### Aim of the exercise
Write the entries below out again exactly; any picture in them stays out.

### Dataset content
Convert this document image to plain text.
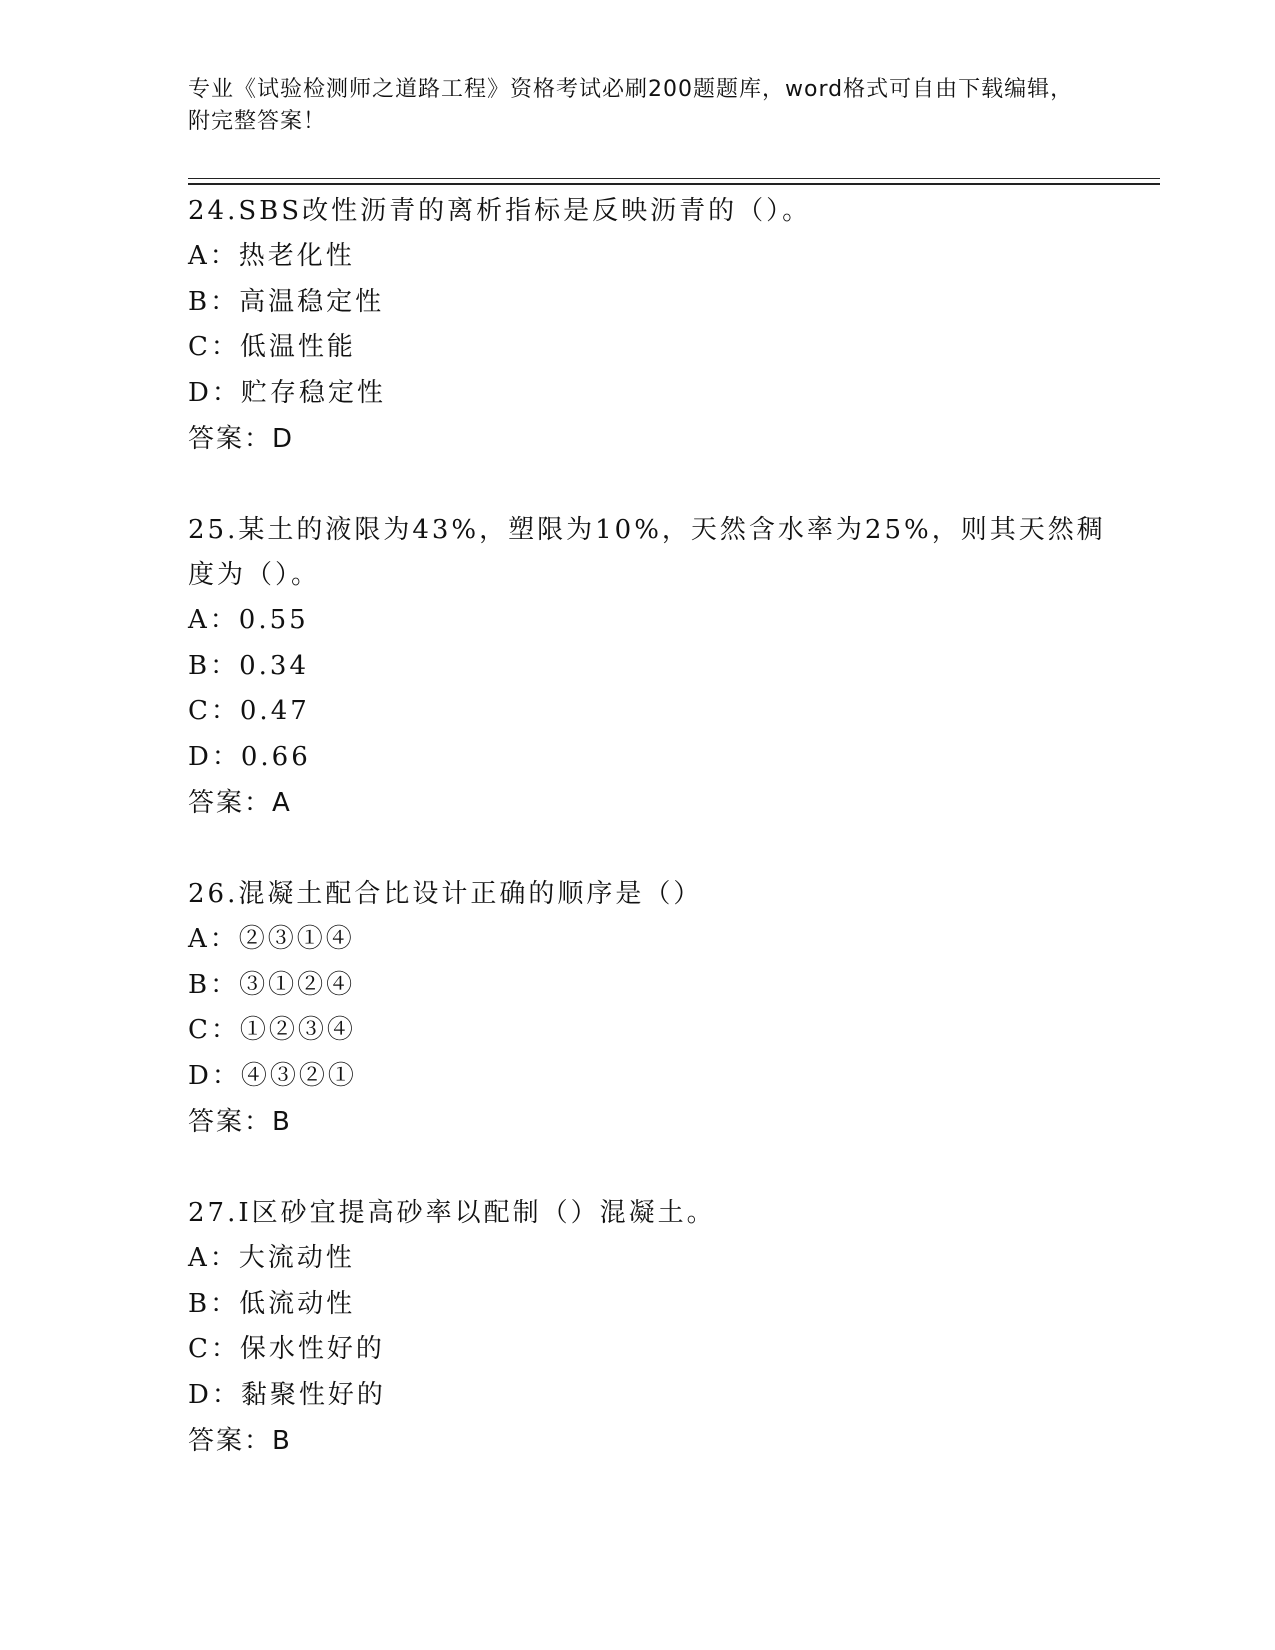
专业《试验检测师之道路工程》资格考试必刷200题题库，word格式可自由下载编辑，附完整答案！
24.SBS改性沥青的离析指标是反映沥青的（）。
A：热老化性
B：高温稳定性
C：低温性能
D：贮存稳定性
答案：D
25.某土的液限为43%，塑限为10%，天然含水率为25%，则其天然稠度为（）。
A：0.55
B：0.34
C：0.47
D：0.66
答案：A
26.混凝土配合比设计正确的顺序是（）
A：②③①④
B：③①②④
C：①②③④
D：④③②①
答案：B
27.Ⅰ区砂宜提高砂率以配制（）混凝土。
A：大流动性
B：低流动性
C：保水性好的
D：黏聚性好的
答案：B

### Full answer
Convert this document image to plain text.
专业《试验检测师之道路工程》资格考试必刷200题题库，word格式可自由下载编辑，附完整答案！
24.SBS改性沥青的离析指标是反映沥青的（）。
A：热老化性
B：高温稳定性
C：低温性能
D：贮存稳定性
答案：D
25.某土的液限为43%，塑限为10%，天然含水率为25%，则其天然稠度为（）。
A：0.55
B：0.34
C：0.47
D：0.66
答案：A
26.混凝土配合比设计正确的顺序是（）
A：②③①④
B：③①②④
C：①②③④
D：④③②①
答案：B
27.Ⅰ区砂宜提高砂率以配制（）混凝土。
A：大流动性
B：低流动性
C：保水性好的
D：黏聚性好的
答案：B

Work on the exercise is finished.